### Dataset records
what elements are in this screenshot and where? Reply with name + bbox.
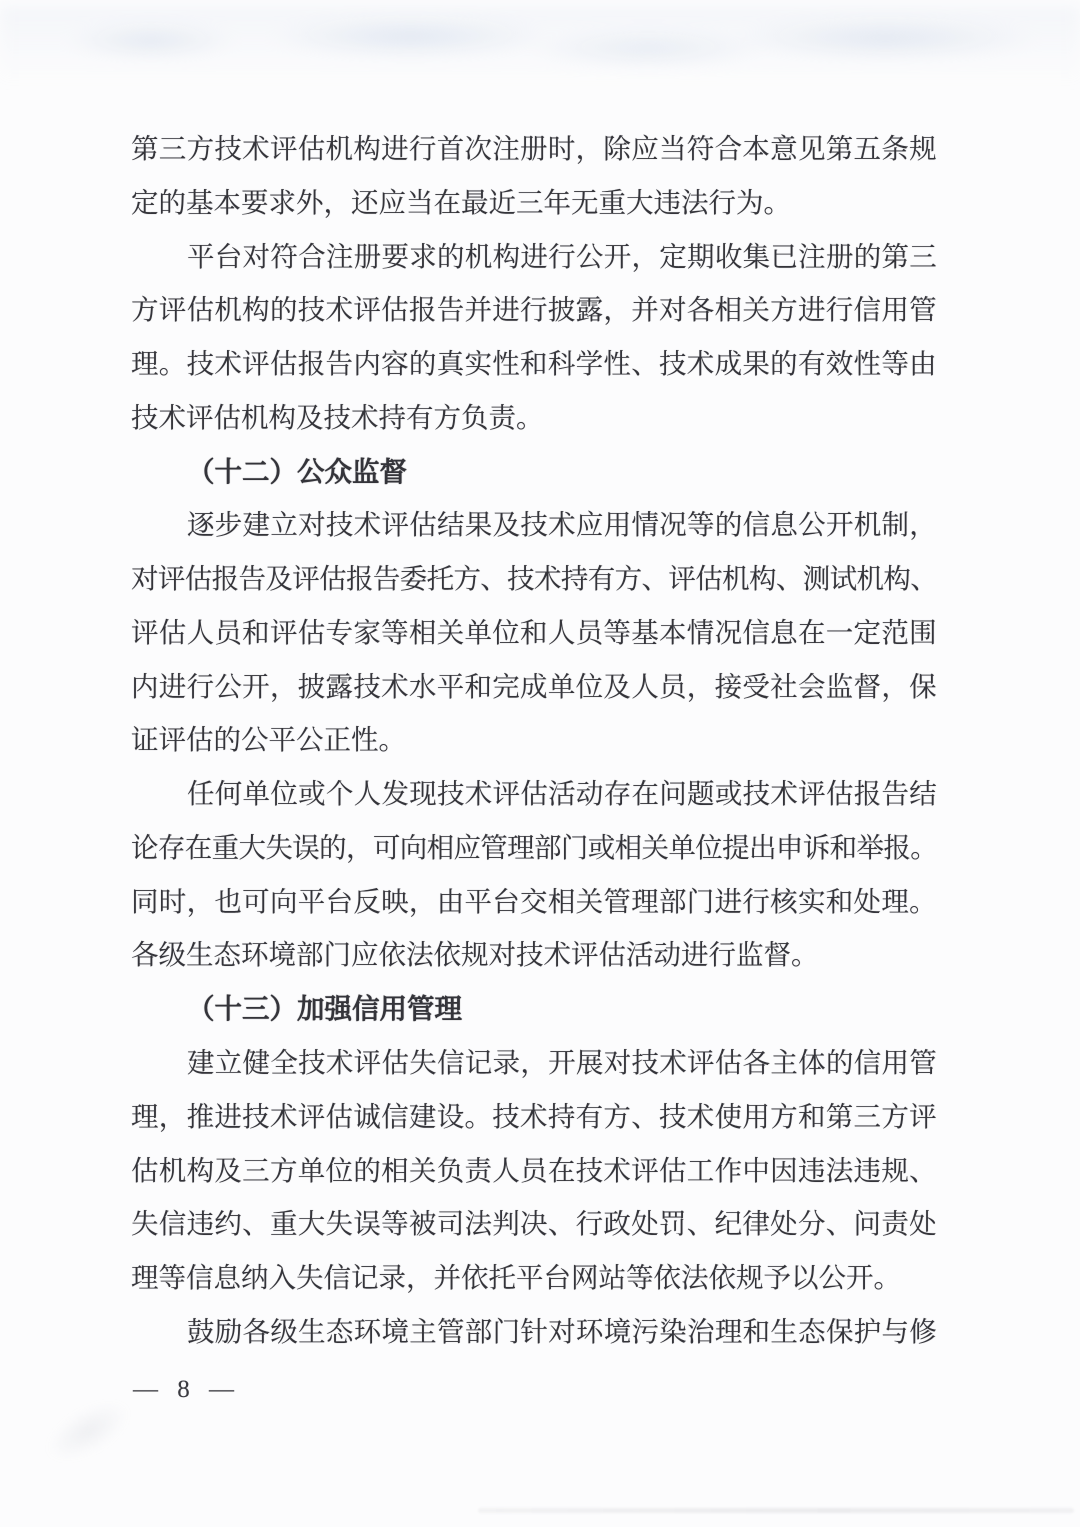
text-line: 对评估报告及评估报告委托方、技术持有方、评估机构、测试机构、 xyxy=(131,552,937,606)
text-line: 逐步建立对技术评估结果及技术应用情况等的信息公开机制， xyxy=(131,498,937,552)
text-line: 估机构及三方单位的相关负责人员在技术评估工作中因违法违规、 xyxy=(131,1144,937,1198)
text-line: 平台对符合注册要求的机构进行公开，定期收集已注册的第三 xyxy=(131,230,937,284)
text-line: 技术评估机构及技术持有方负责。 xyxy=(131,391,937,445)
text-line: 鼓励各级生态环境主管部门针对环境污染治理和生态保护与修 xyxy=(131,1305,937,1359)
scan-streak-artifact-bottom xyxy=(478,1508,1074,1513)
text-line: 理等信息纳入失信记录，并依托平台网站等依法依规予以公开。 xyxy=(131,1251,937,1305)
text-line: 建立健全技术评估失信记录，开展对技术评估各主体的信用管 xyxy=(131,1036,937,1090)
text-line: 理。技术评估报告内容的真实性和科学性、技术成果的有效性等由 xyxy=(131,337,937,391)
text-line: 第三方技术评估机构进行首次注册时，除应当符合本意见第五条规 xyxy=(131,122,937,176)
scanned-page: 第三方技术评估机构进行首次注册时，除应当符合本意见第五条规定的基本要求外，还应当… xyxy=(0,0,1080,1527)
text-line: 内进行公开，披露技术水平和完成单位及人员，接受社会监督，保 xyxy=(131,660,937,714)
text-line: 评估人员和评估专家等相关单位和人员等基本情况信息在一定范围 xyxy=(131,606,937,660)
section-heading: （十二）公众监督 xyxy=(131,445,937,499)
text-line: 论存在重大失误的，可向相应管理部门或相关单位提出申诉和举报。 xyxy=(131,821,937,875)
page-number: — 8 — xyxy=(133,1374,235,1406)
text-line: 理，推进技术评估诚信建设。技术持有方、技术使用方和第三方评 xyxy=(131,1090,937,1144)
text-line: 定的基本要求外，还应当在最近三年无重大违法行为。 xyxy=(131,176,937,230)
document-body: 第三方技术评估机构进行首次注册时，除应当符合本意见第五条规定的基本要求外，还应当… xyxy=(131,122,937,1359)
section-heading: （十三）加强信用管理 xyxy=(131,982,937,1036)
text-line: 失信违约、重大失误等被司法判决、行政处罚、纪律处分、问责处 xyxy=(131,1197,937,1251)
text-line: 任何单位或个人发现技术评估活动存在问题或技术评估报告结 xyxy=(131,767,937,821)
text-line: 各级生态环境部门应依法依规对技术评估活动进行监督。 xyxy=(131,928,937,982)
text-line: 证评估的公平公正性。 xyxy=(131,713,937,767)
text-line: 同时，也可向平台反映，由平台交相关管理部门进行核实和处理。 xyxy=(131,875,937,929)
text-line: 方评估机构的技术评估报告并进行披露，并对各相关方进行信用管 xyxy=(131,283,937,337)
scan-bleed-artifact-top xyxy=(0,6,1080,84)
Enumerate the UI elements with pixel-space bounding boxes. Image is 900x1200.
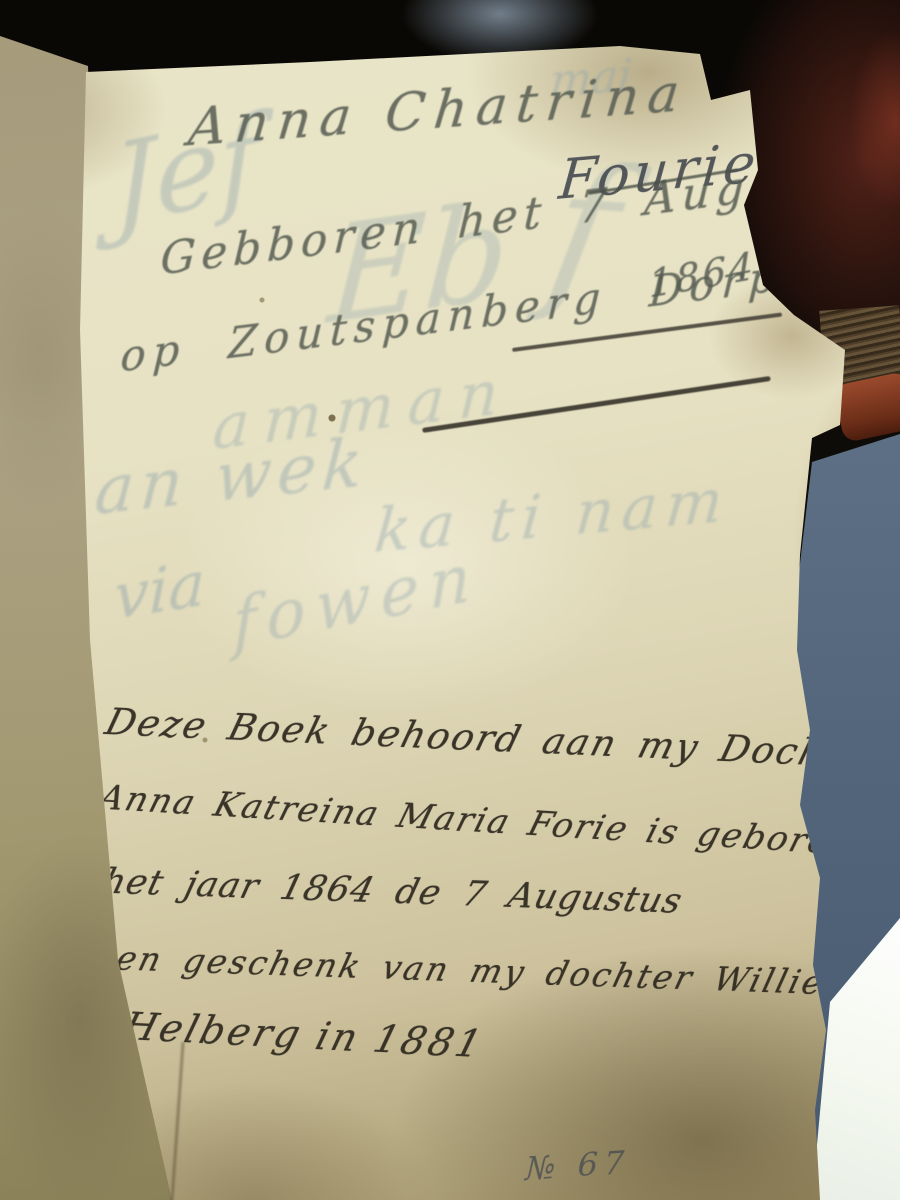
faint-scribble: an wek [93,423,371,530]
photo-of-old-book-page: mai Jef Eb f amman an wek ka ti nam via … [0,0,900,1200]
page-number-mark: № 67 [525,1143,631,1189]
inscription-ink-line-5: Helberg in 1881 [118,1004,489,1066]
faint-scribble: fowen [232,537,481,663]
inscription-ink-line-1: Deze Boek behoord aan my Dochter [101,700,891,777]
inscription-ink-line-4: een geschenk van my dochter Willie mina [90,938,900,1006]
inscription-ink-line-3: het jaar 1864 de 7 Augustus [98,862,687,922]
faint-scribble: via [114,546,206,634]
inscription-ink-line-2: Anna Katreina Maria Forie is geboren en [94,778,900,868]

### Exercise
Reproduce every entry above word for word, leaving out the pictures.

### Response
what elements are in this screenshot and where? Reply with name + bbox.
text-line: 对评估报告及评估报告委托方、技术持有方、评估机构、测试机构、 xyxy=(131,552,937,606)
text-line: 逐步建立对技术评估结果及技术应用情况等的信息公开机制， xyxy=(131,498,937,552)
text-line: 估机构及三方单位的相关负责人员在技术评估工作中因违法违规、 xyxy=(131,1144,937,1198)
text-line: 平台对符合注册要求的机构进行公开，定期收集已注册的第三 xyxy=(131,230,937,284)
text-line: 技术评估机构及技术持有方负责。 xyxy=(131,391,937,445)
text-line: 鼓励各级生态环境主管部门针对环境污染治理和生态保护与修 xyxy=(131,1305,937,1359)
scan-streak-artifact-bottom xyxy=(478,1508,1074,1513)
text-line: 理等信息纳入失信记录，并依托平台网站等依法依规予以公开。 xyxy=(131,1251,937,1305)
text-line: 建立健全技术评估失信记录，开展对技术评估各主体的信用管 xyxy=(131,1036,937,1090)
text-line: 理。技术评估报告内容的真实性和科学性、技术成果的有效性等由 xyxy=(131,337,937,391)
text-line: 第三方技术评估机构进行首次注册时，除应当符合本意见第五条规 xyxy=(131,122,937,176)
scanned-page: 第三方技术评估机构进行首次注册时，除应当符合本意见第五条规定的基本要求外，还应当… xyxy=(0,0,1080,1527)
text-line: 内进行公开，披露技术水平和完成单位及人员，接受社会监督，保 xyxy=(131,660,937,714)
text-line: 评估人员和评估专家等相关单位和人员等基本情况信息在一定范围 xyxy=(131,606,937,660)
section-heading: （十二）公众监督 xyxy=(131,445,937,499)
text-line: 论存在重大失误的，可向相应管理部门或相关单位提出申诉和举报。 xyxy=(131,821,937,875)
page-number: — 8 — xyxy=(133,1374,235,1406)
text-line: 理，推进技术评估诚信建设。技术持有方、技术使用方和第三方评 xyxy=(131,1090,937,1144)
text-line: 定的基本要求外，还应当在最近三年无重大违法行为。 xyxy=(131,176,937,230)
document-body: 第三方技术评估机构进行首次注册时，除应当符合本意见第五条规定的基本要求外，还应当… xyxy=(131,122,937,1359)
section-heading: （十三）加强信用管理 xyxy=(131,982,937,1036)
text-line: 失信违约、重大失误等被司法判决、行政处罚、纪律处分、问责处 xyxy=(131,1197,937,1251)
text-line: 任何单位或个人发现技术评估活动存在问题或技术评估报告结 xyxy=(131,767,937,821)
text-line: 各级生态环境部门应依法依规对技术评估活动进行监督。 xyxy=(131,928,937,982)
text-line: 证评估的公平公正性。 xyxy=(131,713,937,767)
text-line: 同时，也可向平台反映，由平台交相关管理部门进行核实和处理。 xyxy=(131,875,937,929)
text-line: 方评估机构的技术评估报告并进行披露，并对各相关方进行信用管 xyxy=(131,283,937,337)
scan-bleed-artifact-top xyxy=(0,6,1080,84)
Enumerate the UI elements with pixel-space bounding boxes. Image is 900x1200.
faint-scribble: an wek [93,423,371,530]
photo-of-old-book-page: mai Jef Eb f amman an wek ka ti nam via … [0,0,900,1200]
page-number-mark: № 67 [525,1143,631,1189]
inscription-ink-line-5: Helberg in 1881 [118,1004,489,1066]
faint-scribble: fowen [232,537,481,663]
inscription-ink-line-1: Deze Boek behoord aan my Dochter [101,700,891,777]
inscription-ink-line-4: een geschenk van my dochter Willie mina [90,938,900,1006]
inscription-ink-line-3: het jaar 1864 de 7 Augustus [98,862,687,922]
faint-scribble: via [114,546,206,634]
inscription-ink-line-2: Anna Katreina Maria Forie is geboren en [94,778,900,868]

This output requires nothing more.